- [Set problem]
Go through the records and copy each line where the word "this" occurs.

Records about charts and figures
+===+
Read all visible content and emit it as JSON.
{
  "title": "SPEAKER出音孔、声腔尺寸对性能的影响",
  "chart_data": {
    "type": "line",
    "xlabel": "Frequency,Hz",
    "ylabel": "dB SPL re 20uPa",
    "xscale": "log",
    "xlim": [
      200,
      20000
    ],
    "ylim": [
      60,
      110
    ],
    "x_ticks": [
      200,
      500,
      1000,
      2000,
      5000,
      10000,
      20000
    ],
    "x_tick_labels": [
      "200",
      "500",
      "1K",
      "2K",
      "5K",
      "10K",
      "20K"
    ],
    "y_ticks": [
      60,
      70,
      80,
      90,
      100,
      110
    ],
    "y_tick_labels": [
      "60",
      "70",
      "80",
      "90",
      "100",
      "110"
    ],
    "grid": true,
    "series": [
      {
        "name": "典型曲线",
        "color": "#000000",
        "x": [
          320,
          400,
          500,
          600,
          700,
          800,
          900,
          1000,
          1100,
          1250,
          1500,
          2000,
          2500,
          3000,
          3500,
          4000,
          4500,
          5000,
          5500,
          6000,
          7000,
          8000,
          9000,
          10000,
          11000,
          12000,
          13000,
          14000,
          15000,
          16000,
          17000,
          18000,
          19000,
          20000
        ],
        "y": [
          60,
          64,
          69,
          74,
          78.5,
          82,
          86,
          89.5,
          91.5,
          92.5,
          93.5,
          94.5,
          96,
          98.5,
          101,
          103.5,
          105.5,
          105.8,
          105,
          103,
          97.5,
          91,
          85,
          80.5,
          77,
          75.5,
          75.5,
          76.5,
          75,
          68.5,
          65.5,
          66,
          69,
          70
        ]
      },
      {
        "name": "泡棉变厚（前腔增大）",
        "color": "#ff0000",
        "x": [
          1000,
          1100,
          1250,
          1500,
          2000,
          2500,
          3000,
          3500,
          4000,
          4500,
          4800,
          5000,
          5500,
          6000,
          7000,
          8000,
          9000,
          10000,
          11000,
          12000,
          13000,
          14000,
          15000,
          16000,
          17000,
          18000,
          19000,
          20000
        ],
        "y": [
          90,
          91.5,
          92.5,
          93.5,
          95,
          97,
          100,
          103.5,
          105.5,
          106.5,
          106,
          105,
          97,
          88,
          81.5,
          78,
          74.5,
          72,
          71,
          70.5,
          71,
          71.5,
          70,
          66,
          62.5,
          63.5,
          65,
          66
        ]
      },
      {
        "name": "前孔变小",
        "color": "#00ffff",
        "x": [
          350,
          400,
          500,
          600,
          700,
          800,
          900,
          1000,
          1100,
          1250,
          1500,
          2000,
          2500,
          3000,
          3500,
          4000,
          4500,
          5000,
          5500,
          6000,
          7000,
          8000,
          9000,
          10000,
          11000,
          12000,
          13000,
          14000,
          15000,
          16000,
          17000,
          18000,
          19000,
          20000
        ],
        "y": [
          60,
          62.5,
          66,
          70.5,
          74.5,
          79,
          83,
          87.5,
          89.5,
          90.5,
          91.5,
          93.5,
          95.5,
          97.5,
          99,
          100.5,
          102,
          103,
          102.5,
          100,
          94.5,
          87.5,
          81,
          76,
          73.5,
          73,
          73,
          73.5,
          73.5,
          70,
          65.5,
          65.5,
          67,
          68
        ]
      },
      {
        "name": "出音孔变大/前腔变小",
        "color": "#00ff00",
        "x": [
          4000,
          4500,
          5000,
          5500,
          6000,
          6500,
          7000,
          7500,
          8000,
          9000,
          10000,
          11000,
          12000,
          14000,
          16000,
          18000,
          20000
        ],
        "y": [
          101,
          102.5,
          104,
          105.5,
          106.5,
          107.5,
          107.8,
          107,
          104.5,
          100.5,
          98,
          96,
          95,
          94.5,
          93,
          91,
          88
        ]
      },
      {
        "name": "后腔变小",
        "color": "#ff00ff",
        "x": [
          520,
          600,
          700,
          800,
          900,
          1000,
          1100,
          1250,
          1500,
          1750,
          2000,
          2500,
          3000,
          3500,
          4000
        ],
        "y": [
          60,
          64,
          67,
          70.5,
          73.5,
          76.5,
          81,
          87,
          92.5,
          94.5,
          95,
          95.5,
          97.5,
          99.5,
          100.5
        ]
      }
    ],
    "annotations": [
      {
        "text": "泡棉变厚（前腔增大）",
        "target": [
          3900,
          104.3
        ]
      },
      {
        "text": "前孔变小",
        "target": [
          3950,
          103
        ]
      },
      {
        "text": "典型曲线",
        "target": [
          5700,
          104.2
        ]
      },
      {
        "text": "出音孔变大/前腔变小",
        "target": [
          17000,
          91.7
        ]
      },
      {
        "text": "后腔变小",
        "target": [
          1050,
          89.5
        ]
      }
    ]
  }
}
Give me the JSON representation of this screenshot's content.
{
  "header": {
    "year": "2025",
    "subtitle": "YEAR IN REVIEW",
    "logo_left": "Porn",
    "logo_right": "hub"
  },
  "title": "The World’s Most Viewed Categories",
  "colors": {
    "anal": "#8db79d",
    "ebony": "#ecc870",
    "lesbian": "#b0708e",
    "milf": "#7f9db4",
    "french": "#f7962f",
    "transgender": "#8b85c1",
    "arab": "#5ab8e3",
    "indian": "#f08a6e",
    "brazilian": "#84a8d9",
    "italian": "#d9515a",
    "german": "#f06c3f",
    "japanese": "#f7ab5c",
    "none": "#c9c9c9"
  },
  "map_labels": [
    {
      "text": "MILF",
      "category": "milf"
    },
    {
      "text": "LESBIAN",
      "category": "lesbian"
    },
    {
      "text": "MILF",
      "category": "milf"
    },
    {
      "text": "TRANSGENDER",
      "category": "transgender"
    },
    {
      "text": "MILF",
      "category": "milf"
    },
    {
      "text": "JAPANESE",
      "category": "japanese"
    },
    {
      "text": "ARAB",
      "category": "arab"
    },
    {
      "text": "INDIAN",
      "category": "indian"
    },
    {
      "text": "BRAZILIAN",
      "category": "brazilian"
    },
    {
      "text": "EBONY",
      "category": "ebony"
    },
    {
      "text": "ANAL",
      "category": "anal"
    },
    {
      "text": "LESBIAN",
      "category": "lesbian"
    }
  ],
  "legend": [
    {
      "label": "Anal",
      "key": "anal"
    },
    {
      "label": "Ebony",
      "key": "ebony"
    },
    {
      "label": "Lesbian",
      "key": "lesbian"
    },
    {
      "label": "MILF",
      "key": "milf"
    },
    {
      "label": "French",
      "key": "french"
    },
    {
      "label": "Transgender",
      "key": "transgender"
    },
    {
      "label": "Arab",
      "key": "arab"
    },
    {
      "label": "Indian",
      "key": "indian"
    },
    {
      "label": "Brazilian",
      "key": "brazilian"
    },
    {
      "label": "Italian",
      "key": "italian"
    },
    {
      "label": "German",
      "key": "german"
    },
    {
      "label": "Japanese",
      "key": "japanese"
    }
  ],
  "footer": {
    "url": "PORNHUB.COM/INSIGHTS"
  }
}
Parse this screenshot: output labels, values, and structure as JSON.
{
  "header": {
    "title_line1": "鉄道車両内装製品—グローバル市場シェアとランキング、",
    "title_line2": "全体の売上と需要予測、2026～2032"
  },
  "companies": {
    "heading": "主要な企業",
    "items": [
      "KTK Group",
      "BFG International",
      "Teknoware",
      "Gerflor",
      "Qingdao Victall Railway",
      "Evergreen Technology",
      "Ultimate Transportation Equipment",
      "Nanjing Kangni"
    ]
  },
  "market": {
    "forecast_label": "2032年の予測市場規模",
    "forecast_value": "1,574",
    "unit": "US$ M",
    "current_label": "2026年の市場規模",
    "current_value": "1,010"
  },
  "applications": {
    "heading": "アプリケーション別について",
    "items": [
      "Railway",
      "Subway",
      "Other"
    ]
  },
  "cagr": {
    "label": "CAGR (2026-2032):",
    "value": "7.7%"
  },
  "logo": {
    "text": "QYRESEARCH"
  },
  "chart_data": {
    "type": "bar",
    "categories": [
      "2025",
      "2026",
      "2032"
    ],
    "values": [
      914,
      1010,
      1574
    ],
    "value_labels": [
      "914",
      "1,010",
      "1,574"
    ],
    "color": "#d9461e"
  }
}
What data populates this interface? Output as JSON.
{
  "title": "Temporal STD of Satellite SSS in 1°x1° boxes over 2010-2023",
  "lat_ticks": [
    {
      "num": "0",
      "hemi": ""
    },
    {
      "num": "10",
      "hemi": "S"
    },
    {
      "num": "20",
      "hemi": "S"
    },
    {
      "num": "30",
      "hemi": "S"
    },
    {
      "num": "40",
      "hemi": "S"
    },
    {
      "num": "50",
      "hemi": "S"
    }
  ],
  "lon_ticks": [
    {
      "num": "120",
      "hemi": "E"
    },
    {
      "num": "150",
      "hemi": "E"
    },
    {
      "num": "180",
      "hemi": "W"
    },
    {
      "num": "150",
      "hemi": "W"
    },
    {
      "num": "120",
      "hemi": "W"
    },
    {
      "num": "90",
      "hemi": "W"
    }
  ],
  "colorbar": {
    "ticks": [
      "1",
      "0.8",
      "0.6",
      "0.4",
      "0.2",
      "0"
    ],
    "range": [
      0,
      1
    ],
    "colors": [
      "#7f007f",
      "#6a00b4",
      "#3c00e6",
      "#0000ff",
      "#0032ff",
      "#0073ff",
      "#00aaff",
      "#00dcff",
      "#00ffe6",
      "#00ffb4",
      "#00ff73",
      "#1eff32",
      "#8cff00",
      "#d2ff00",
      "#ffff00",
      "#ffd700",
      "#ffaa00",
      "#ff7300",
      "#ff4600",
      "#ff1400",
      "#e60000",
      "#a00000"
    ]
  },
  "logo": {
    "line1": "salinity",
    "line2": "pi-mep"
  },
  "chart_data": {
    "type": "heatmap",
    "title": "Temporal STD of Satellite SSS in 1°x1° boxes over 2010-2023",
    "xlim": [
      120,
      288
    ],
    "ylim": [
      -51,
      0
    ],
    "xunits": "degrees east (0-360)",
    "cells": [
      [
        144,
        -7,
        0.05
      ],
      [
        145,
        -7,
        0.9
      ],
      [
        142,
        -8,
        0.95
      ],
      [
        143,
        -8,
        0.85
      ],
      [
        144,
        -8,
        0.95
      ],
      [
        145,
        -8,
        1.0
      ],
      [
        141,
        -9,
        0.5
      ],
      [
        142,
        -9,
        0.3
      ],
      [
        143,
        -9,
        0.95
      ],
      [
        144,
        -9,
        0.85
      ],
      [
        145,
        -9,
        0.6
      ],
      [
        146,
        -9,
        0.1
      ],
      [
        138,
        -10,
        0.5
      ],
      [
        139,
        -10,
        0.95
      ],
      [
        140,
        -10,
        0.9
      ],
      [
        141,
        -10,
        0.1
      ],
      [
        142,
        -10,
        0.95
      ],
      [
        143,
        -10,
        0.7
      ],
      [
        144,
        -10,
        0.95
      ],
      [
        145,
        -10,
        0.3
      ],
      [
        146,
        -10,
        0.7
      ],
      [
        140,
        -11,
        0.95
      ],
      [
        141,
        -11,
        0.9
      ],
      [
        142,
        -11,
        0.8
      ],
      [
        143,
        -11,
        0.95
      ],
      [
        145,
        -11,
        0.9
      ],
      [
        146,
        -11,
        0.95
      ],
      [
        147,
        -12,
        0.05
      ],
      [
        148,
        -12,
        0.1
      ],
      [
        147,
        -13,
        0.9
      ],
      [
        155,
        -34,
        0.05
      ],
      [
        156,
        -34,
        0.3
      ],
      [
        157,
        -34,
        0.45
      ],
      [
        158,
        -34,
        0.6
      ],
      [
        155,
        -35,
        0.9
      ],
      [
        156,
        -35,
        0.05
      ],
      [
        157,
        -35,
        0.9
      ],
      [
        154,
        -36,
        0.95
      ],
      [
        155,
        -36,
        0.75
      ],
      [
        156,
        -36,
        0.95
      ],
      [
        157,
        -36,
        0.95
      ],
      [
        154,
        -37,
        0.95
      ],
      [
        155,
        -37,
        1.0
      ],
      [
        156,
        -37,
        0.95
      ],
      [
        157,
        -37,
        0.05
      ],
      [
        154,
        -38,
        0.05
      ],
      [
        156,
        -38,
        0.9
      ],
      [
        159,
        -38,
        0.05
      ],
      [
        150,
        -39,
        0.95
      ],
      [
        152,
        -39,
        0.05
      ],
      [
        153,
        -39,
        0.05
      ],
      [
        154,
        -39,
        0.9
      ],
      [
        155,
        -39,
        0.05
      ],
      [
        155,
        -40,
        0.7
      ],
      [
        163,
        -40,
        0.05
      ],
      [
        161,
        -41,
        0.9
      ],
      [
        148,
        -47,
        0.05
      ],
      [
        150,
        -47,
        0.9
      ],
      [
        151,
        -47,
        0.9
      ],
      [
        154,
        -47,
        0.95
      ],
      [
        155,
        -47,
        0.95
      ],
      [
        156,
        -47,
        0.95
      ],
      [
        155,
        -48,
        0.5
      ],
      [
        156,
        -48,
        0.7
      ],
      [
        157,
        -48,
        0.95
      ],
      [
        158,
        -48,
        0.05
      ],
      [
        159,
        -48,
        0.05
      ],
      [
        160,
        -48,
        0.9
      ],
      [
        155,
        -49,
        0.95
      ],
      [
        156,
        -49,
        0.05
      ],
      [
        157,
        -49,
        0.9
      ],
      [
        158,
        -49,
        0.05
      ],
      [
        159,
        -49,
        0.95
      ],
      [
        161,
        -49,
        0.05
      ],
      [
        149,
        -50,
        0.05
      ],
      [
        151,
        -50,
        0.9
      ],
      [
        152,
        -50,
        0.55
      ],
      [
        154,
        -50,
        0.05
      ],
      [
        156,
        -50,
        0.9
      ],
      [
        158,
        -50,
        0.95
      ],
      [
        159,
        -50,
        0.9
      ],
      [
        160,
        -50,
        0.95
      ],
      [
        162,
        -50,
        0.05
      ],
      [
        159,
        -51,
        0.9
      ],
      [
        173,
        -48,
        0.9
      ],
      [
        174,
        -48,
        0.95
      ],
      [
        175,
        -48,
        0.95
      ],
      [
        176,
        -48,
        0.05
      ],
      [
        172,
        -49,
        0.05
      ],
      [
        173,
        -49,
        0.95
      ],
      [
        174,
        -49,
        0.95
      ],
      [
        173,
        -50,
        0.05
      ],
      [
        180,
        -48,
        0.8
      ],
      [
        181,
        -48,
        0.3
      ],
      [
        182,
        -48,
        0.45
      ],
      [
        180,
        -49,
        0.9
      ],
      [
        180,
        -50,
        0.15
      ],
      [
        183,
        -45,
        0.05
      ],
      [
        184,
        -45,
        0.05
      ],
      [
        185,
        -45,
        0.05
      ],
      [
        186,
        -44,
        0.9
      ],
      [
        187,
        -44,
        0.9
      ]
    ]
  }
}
+===+
- [Correct output]
Give me the JSON representation of this screenshot's content.
Parse this screenshot: output labels, values, and structure as JSON.
What data populates this interface? Output as JSON.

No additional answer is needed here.